**Work to be completed**: For each line of the data below that holds "waterfall", copy the line.

* Begin *

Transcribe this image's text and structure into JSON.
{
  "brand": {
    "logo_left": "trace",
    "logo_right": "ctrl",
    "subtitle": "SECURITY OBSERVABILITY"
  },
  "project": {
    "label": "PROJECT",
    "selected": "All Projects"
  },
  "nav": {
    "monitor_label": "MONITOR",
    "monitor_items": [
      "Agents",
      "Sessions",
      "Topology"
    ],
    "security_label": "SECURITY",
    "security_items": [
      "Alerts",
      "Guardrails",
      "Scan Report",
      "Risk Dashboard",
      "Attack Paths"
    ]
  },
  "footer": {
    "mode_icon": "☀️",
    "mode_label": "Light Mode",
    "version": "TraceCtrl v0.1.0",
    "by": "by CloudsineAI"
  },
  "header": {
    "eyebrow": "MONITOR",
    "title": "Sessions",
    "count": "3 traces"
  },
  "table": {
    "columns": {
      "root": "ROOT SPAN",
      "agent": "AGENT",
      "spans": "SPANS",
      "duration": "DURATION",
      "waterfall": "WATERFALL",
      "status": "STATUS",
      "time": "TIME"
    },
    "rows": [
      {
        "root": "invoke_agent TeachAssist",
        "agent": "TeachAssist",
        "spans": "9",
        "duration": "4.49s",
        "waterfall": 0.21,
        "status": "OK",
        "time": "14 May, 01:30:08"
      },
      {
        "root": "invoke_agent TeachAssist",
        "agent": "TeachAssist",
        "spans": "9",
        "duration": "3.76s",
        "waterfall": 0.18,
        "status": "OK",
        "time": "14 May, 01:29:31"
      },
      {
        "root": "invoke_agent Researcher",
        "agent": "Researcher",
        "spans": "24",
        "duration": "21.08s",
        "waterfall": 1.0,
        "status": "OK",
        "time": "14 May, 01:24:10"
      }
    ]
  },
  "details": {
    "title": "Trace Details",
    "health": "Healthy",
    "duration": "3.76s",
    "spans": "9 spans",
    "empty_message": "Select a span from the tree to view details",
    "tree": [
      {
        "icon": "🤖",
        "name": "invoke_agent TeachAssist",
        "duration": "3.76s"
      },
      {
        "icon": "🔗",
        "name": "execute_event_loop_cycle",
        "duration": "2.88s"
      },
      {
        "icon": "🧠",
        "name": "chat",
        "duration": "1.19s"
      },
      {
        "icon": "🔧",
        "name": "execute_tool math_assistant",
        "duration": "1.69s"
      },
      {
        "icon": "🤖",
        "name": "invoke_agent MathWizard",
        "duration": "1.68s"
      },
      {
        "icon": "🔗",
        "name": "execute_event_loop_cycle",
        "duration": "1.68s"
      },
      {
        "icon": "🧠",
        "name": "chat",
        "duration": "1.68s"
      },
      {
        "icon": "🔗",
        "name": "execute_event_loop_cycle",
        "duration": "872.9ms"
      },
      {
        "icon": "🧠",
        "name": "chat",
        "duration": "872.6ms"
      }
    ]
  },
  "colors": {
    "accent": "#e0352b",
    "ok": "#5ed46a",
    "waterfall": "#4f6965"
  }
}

* End *

**Solution to this task**:
      "waterfall": "WATERFALL",
        "waterfall": 0.21,
        "waterfall": 0.18,
        "waterfall": 1.0,
    "waterfall": "#4f6965"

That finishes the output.